Set down each entry exactly as given; pictures should not appear in the copy.

Start Data excerpts

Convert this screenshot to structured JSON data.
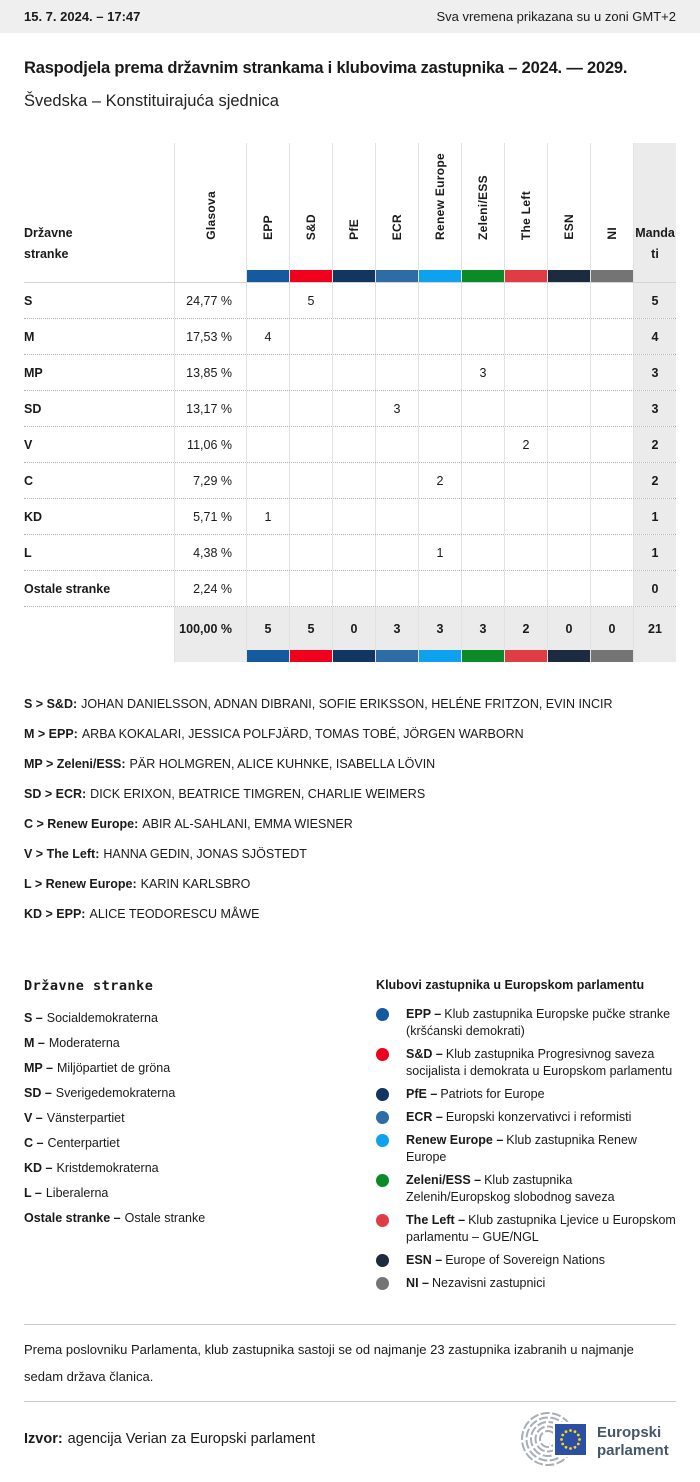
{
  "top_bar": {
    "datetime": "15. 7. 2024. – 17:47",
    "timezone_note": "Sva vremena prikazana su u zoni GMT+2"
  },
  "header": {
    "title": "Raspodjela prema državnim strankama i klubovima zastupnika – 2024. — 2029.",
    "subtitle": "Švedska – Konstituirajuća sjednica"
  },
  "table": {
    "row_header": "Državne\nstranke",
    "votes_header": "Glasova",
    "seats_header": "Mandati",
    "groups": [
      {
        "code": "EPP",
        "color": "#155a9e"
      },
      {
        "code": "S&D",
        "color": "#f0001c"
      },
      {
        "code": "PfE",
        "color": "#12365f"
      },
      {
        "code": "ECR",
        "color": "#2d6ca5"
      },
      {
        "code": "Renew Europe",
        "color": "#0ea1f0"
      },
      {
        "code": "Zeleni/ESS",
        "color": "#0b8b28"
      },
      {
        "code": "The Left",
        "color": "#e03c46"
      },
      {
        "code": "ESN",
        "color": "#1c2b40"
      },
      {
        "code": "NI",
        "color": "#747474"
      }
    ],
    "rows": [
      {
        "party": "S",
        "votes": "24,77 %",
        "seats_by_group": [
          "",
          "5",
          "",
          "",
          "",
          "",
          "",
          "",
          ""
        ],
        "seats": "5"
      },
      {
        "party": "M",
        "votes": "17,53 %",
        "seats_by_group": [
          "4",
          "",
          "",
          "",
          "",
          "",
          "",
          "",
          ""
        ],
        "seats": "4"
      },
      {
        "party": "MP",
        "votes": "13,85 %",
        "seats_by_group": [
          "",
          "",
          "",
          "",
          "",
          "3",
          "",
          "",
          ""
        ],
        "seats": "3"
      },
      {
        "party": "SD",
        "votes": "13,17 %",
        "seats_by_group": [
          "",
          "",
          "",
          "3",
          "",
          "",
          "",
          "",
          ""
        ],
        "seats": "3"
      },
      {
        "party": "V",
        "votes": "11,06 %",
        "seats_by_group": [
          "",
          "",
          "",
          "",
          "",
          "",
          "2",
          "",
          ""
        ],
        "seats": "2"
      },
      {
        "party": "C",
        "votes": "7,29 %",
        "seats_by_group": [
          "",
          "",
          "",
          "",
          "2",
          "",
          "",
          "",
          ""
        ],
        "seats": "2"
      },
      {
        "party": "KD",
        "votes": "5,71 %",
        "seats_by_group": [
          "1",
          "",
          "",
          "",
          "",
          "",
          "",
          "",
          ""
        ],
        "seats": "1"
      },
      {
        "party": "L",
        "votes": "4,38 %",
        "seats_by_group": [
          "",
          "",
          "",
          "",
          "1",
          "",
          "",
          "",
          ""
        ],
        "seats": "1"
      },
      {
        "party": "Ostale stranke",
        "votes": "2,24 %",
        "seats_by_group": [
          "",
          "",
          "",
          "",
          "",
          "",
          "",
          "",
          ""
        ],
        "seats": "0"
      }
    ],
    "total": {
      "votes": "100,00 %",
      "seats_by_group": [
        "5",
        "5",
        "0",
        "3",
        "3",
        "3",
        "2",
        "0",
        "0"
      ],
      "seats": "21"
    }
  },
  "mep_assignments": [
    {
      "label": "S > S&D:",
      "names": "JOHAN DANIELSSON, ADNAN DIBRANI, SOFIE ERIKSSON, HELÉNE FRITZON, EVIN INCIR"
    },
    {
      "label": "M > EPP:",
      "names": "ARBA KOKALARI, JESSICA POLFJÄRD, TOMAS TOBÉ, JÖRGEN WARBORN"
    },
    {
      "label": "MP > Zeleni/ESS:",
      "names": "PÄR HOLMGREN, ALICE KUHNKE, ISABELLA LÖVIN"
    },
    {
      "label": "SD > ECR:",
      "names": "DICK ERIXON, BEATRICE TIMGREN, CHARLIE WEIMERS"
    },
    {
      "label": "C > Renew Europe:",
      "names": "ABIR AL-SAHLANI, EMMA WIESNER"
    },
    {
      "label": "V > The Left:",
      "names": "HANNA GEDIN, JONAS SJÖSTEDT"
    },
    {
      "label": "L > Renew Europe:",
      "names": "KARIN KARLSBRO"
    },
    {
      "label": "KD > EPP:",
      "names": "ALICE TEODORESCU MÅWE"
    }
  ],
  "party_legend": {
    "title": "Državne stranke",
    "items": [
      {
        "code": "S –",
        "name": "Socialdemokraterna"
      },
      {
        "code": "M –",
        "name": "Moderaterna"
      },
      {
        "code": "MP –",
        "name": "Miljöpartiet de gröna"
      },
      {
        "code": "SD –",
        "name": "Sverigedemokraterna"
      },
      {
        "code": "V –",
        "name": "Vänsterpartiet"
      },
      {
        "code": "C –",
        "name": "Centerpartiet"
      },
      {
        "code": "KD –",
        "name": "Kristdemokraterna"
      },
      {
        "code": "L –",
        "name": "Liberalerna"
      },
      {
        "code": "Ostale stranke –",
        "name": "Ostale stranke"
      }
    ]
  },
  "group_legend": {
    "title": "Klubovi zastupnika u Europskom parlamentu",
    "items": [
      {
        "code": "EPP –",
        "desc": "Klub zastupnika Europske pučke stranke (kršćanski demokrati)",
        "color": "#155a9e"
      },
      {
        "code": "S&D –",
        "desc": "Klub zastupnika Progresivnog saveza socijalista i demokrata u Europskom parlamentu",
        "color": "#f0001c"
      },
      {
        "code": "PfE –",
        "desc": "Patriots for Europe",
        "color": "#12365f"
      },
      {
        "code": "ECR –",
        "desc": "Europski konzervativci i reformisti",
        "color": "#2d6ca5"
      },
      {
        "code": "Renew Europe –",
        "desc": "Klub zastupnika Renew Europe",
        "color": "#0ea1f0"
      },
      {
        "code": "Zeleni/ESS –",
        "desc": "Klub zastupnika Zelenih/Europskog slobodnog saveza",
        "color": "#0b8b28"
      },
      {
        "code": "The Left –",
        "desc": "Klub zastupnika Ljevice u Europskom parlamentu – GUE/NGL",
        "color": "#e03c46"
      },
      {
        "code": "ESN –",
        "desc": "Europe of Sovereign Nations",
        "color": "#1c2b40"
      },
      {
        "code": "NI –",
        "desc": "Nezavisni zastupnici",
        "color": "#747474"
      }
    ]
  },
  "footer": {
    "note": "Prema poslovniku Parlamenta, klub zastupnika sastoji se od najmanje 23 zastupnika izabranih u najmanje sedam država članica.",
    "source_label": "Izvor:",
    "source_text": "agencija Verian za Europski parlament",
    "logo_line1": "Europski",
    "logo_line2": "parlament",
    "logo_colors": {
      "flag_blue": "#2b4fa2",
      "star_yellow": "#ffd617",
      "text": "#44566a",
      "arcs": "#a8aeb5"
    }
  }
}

End Data excerpts

**Task response**
Convert this screenshot to structured JSON data.
{
  "top_bar": {
    "datetime": "15. 7. 2024. – 17:47",
    "timezone_note": "Sva vremena prikazana su u zoni GMT+2"
  },
  "header": {
    "title": "Raspodjela prema državnim strankama i klubovima zastupnika – 2024. — 2029.",
    "subtitle": "Švedska – Konstituirajuća sjednica"
  },
  "table": {
    "row_header": "Državne\nstranke",
    "votes_header": "Glasova",
    "seats_header": "Mandati",
    "groups": [
      {
        "code": "EPP",
        "color": "#155a9e"
      },
      {
        "code": "S&D",
        "color": "#f0001c"
      },
      {
        "code": "PfE",
        "color": "#12365f"
      },
      {
        "code": "ECR",
        "color": "#2d6ca5"
      },
      {
        "code": "Renew Europe",
        "color": "#0ea1f0"
      },
      {
        "code": "Zeleni/ESS",
        "color": "#0b8b28"
      },
      {
        "code": "The Left",
        "color": "#e03c46"
      },
      {
        "code": "ESN",
        "color": "#1c2b40"
      },
      {
        "code": "NI",
        "color": "#747474"
      }
    ],
    "rows": [
      {
        "party": "S",
        "votes": "24,77 %",
        "seats_by_group": [
          "",
          "5",
          "",
          "",
          "",
          "",
          "",
          "",
          ""
        ],
        "seats": "5"
      },
      {
        "party": "M",
        "votes": "17,53 %",
        "seats_by_group": [
          "4",
          "",
          "",
          "",
          "",
          "",
          "",
          "",
          ""
        ],
        "seats": "4"
      },
      {
        "party": "MP",
        "votes": "13,85 %",
        "seats_by_group": [
          "",
          "",
          "",
          "",
          "",
          "3",
          "",
          "",
          ""
        ],
        "seats": "3"
      },
      {
        "party": "SD",
        "votes": "13,17 %",
        "seats_by_group": [
          "",
          "",
          "",
          "3",
          "",
          "",
          "",
          "",
          ""
        ],
        "seats": "3"
      },
      {
        "party": "V",
        "votes": "11,06 %",
        "seats_by_group": [
          "",
          "",
          "",
          "",
          "",
          "",
          "2",
          "",
          ""
        ],
        "seats": "2"
      },
      {
        "party": "C",
        "votes": "7,29 %",
        "seats_by_group": [
          "",
          "",
          "",
          "",
          "2",
          "",
          "",
          "",
          ""
        ],
        "seats": "2"
      },
      {
        "party": "KD",
        "votes": "5,71 %",
        "seats_by_group": [
          "1",
          "",
          "",
          "",
          "",
          "",
          "",
          "",
          ""
        ],
        "seats": "1"
      },
      {
        "party": "L",
        "votes": "4,38 %",
        "seats_by_group": [
          "",
          "",
          "",
          "",
          "1",
          "",
          "",
          "",
          ""
        ],
        "seats": "1"
      },
      {
        "party": "Ostale stranke",
        "votes": "2,24 %",
        "seats_by_group": [
          "",
          "",
          "",
          "",
          "",
          "",
          "",
          "",
          ""
        ],
        "seats": "0"
      }
    ],
    "total": {
      "votes": "100,00 %",
      "seats_by_group": [
        "5",
        "5",
        "0",
        "3",
        "3",
        "3",
        "2",
        "0",
        "0"
      ],
      "seats": "21"
    }
  },
  "mep_assignments": [
    {
      "label": "S > S&D:",
      "names": "JOHAN DANIELSSON, ADNAN DIBRANI, SOFIE ERIKSSON, HELÉNE FRITZON, EVIN INCIR"
    },
    {
      "label": "M > EPP:",
      "names": "ARBA KOKALARI, JESSICA POLFJÄRD, TOMAS TOBÉ, JÖRGEN WARBORN"
    },
    {
      "label": "MP > Zeleni/ESS:",
      "names": "PÄR HOLMGREN, ALICE KUHNKE, ISABELLA LÖVIN"
    },
    {
      "label": "SD > ECR:",
      "names": "DICK ERIXON, BEATRICE TIMGREN, CHARLIE WEIMERS"
    },
    {
      "label": "C > Renew Europe:",
      "names": "ABIR AL-SAHLANI, EMMA WIESNER"
    },
    {
      "label": "V > The Left:",
      "names": "HANNA GEDIN, JONAS SJÖSTEDT"
    },
    {
      "label": "L > Renew Europe:",
      "names": "KARIN KARLSBRO"
    },
    {
      "label": "KD > EPP:",
      "names": "ALICE TEODORESCU MÅWE"
    }
  ],
  "party_legend": {
    "title": "Državne stranke",
    "items": [
      {
        "code": "S –",
        "name": "Socialdemokraterna"
      },
      {
        "code": "M –",
        "name": "Moderaterna"
      },
      {
        "code": "MP –",
        "name": "Miljöpartiet de gröna"
      },
      {
        "code": "SD –",
        "name": "Sverigedemokraterna"
      },
      {
        "code": "V –",
        "name": "Vänsterpartiet"
      },
      {
        "code": "C –",
        "name": "Centerpartiet"
      },
      {
        "code": "KD –",
        "name": "Kristdemokraterna"
      },
      {
        "code": "L –",
        "name": "Liberalerna"
      },
      {
        "code": "Ostale stranke –",
        "name": "Ostale stranke"
      }
    ]
  },
  "group_legend": {
    "title": "Klubovi zastupnika u Europskom parlamentu",
    "items": [
      {
        "code": "EPP –",
        "desc": "Klub zastupnika Europske pučke stranke (kršćanski demokrati)",
        "color": "#155a9e"
      },
      {
        "code": "S&D –",
        "desc": "Klub zastupnika Progresivnog saveza socijalista i demokrata u Europskom parlamentu",
        "color": "#f0001c"
      },
      {
        "code": "PfE –",
        "desc": "Patriots for Europe",
        "color": "#12365f"
      },
      {
        "code": "ECR –",
        "desc": "Europski konzervativci i reformisti",
        "color": "#2d6ca5"
      },
      {
        "code": "Renew Europe –",
        "desc": "Klub zastupnika Renew Europe",
        "color": "#0ea1f0"
      },
      {
        "code": "Zeleni/ESS –",
        "desc": "Klub zastupnika Zelenih/Europskog slobodnog saveza",
        "color": "#0b8b28"
      },
      {
        "code": "The Left –",
        "desc": "Klub zastupnika Ljevice u Europskom parlamentu – GUE/NGL",
        "color": "#e03c46"
      },
      {
        "code": "ESN –",
        "desc": "Europe of Sovereign Nations",
        "color": "#1c2b40"
      },
      {
        "code": "NI –",
        "desc": "Nezavisni zastupnici",
        "color": "#747474"
      }
    ]
  },
  "footer": {
    "note": "Prema poslovniku Parlamenta, klub zastupnika sastoji se od najmanje 23 zastupnika izabranih u najmanje sedam država članica.",
    "source_label": "Izvor:",
    "source_text": "agencija Verian za Europski parlament",
    "logo_line1": "Europski",
    "logo_line2": "parlament",
    "logo_colors": {
      "flag_blue": "#2b4fa2",
      "star_yellow": "#ffd617",
      "text": "#44566a",
      "arcs": "#a8aeb5"
    }
  }
}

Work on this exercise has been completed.